* [AIM] Every record must be repeated exactly, with no omission.

Rows from a dataset:
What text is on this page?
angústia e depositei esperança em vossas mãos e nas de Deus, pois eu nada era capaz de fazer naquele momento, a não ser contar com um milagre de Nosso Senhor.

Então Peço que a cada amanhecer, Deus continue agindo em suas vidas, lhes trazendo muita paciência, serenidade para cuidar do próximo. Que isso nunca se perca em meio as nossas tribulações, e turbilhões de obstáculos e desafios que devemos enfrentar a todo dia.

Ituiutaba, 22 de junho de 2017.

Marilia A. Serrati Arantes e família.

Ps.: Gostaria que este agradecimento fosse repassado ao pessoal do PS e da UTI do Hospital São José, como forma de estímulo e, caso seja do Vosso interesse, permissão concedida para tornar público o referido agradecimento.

* [RESPONSE BELOW]
What text is on this page?
angústia e depositei esperança em vossas mãos e nas de Deus, pois eu nada era capaz de fazer naquele momento, a não ser contar com um milagre de Nosso Senhor.

Então Peço que a cada amanhecer, Deus continue agindo em suas vidas, lhes trazendo muita paciência, serenidade para cuidar do próximo. Que isso nunca se perca em meio as nossas tribulações, e turbilhões de obstáculos e desafios que devemos enfrentar a todo dia.

Ituiutaba, 22 de junho de 2017.

Marilia A. Serrati Arantes e família.

Ps.: Gostaria que este agradecimento fosse repassado ao pessoal do PS e da UTI do Hospital São José, como forma de estímulo e, caso seja do Vosso interesse, permissão concedida para tornar público o referido agradecimento.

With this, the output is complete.